+++ Dataset records +++

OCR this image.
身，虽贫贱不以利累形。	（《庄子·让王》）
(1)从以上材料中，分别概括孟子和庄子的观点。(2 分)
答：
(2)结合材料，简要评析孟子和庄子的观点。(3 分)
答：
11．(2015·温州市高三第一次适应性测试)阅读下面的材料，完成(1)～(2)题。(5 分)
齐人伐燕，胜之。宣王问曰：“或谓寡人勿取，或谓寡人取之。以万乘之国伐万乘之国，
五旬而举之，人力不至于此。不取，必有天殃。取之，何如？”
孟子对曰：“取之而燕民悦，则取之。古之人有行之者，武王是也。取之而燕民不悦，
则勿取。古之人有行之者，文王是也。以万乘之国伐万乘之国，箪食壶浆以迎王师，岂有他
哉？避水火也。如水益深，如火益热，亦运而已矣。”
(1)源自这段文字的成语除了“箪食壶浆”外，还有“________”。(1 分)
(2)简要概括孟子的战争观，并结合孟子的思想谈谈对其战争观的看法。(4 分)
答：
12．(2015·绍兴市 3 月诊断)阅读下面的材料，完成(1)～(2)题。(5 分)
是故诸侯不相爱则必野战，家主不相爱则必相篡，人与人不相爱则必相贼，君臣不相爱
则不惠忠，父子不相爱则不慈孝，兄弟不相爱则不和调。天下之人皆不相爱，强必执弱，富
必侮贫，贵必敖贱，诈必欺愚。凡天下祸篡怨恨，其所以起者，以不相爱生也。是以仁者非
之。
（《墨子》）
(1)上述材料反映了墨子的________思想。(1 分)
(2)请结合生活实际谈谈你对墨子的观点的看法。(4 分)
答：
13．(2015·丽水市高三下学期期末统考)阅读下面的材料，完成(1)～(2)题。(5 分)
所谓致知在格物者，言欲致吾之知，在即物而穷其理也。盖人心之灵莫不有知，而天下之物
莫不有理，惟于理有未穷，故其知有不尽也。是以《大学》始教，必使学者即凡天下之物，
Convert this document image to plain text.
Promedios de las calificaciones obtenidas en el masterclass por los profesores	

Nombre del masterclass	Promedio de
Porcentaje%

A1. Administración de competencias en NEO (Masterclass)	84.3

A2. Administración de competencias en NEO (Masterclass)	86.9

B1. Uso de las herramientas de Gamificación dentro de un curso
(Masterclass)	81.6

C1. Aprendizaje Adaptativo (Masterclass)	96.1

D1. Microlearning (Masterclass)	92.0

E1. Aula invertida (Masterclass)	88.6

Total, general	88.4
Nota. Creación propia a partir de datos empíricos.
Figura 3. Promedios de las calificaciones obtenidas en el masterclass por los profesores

+++

Stated task:
Filter the records above and return every line that holds the word "this".

Task solution:
OCR this image.
Convert this document image to plain text.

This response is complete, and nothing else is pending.